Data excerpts
>> Start

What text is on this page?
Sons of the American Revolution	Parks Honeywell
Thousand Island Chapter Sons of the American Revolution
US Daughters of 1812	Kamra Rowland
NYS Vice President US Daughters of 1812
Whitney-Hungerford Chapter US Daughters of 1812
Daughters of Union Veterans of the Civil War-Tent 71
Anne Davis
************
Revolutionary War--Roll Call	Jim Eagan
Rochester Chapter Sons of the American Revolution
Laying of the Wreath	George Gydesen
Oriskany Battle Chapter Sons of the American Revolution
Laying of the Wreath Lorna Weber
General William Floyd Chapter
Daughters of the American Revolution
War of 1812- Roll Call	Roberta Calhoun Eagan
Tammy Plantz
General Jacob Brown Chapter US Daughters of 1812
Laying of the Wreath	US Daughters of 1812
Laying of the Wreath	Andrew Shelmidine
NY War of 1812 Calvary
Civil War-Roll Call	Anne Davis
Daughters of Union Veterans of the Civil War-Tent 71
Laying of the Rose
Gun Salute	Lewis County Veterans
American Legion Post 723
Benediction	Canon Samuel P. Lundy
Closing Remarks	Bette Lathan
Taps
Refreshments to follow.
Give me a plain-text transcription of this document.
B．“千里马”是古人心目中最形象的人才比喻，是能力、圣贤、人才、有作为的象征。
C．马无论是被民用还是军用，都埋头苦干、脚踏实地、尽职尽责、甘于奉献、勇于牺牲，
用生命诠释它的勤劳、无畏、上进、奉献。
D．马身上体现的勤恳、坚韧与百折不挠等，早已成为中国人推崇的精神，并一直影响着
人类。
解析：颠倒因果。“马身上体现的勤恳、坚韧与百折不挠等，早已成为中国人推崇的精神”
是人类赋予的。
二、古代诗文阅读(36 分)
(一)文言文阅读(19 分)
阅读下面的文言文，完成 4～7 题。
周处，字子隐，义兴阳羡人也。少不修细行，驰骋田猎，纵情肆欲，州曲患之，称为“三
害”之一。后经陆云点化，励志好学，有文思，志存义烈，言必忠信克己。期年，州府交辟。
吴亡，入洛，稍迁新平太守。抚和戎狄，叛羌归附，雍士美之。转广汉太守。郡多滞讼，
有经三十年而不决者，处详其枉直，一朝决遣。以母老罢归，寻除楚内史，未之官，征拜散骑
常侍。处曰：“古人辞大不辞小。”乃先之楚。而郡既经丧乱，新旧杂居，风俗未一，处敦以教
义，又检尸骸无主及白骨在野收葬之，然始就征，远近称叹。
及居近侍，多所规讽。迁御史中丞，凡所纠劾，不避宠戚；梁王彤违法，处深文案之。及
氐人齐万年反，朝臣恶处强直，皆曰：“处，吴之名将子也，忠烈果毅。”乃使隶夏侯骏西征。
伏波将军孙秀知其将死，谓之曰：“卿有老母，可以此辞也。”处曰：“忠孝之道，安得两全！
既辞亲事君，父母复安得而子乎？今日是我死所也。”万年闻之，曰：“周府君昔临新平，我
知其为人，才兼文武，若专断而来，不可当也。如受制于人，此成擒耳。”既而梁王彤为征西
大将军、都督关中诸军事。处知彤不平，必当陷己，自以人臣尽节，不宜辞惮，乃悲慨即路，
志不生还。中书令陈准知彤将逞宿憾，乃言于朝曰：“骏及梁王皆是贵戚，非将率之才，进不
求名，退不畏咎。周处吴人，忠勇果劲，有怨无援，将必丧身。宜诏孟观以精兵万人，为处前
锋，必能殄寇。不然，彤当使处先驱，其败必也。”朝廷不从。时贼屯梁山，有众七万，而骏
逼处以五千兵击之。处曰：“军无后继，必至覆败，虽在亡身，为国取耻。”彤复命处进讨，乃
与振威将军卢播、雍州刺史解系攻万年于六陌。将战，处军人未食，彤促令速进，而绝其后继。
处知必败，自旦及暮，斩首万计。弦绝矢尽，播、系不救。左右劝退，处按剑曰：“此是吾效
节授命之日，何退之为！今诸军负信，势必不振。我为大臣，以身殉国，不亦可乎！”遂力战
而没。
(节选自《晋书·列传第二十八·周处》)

>> End

▶ What you are asked to do: Copy the records above exactly.

▶ Finished exercise:
What text is on this page?
Sons of the American Revolution	Parks Honeywell
Thousand Island Chapter Sons of the American Revolution
US Daughters of 1812	Kamra Rowland
NYS Vice President US Daughters of 1812
Whitney-Hungerford Chapter US Daughters of 1812
Daughters of Union Veterans of the Civil War-Tent 71
Anne Davis
************
Revolutionary War--Roll Call	Jim Eagan
Rochester Chapter Sons of the American Revolution
Laying of the Wreath	George Gydesen
Oriskany Battle Chapter Sons of the American Revolution
Laying of the Wreath Lorna Weber
General William Floyd Chapter
Daughters of the American Revolution
War of 1812- Roll Call	Roberta Calhoun Eagan
Tammy Plantz
General Jacob Brown Chapter US Daughters of 1812
Laying of the Wreath	US Daughters of 1812
Laying of the Wreath	Andrew Shelmidine
NY War of 1812 Calvary
Civil War-Roll Call	Anne Davis
Daughters of Union Veterans of the Civil War-Tent 71
Laying of the Rose
Gun Salute	Lewis County Veterans
American Legion Post 723
Benediction	Canon Samuel P. Lundy
Closing Remarks	Bette Lathan
Taps
Refreshments to follow.
Give me a plain-text transcription of this document.
B．“千里马”是古人心目中最形象的人才比喻，是能力、圣贤、人才、有作为的象征。
C．马无论是被民用还是军用，都埋头苦干、脚踏实地、尽职尽责、甘于奉献、勇于牺牲，
用生命诠释它的勤劳、无畏、上进、奉献。
D．马身上体现的勤恳、坚韧与百折不挠等，早已成为中国人推崇的精神，并一直影响着
人类。
解析：颠倒因果。“马身上体现的勤恳、坚韧与百折不挠等，早已成为中国人推崇的精神”
是人类赋予的。
二、古代诗文阅读(36 分)
(一)文言文阅读(19 分)
阅读下面的文言文，完成 4～7 题。
周处，字子隐，义兴阳羡人也。少不修细行，驰骋田猎，纵情肆欲，州曲患之，称为“三
害”之一。后经陆云点化，励志好学，有文思，志存义烈，言必忠信克己。期年，州府交辟。
吴亡，入洛，稍迁新平太守。抚和戎狄，叛羌归附，雍士美之。转广汉太守。郡多滞讼，
有经三十年而不决者，处详其枉直，一朝决遣。以母老罢归，寻除楚内史，未之官，征拜散骑
常侍。处曰：“古人辞大不辞小。”乃先之楚。而郡既经丧乱，新旧杂居，风俗未一，处敦以教
义，又检尸骸无主及白骨在野收葬之，然始就征，远近称叹。
及居近侍，多所规讽。迁御史中丞，凡所纠劾，不避宠戚；梁王彤违法，处深文案之。及
氐人齐万年反，朝臣恶处强直，皆曰：“处，吴之名将子也，忠烈果毅。”乃使隶夏侯骏西征。
伏波将军孙秀知其将死，谓之曰：“卿有老母，可以此辞也。”处曰：“忠孝之道，安得两全！
既辞亲事君，父母复安得而子乎？今日是我死所也。”万年闻之，曰：“周府君昔临新平，我
知其为人，才兼文武，若专断而来，不可当也。如受制于人，此成擒耳。”既而梁王彤为征西
大将军、都督关中诸军事。处知彤不平，必当陷己，自以人臣尽节，不宜辞惮，乃悲慨即路，
志不生还。中书令陈准知彤将逞宿憾，乃言于朝曰：“骏及梁王皆是贵戚，非将率之才，进不
求名，退不畏咎。周处吴人，忠勇果劲，有怨无援，将必丧身。宜诏孟观以精兵万人，为处前
锋，必能殄寇。不然，彤当使处先驱，其败必也。”朝廷不从。时贼屯梁山，有众七万，而骏
逼处以五千兵击之。处曰：“军无后继，必至覆败，虽在亡身，为国取耻。”彤复命处进讨，乃
与振威将军卢播、雍州刺史解系攻万年于六陌。将战，处军人未食，彤促令速进，而绝其后继。
处知必败，自旦及暮，斩首万计。弦绝矢尽，播、系不救。左右劝退，处按剑曰：“此是吾效
节授命之日，何退之为！今诸军负信，势必不振。我为大臣，以身殉国，不亦可乎！”遂力战
而没。
(节选自《晋书·列传第二十八·周处》)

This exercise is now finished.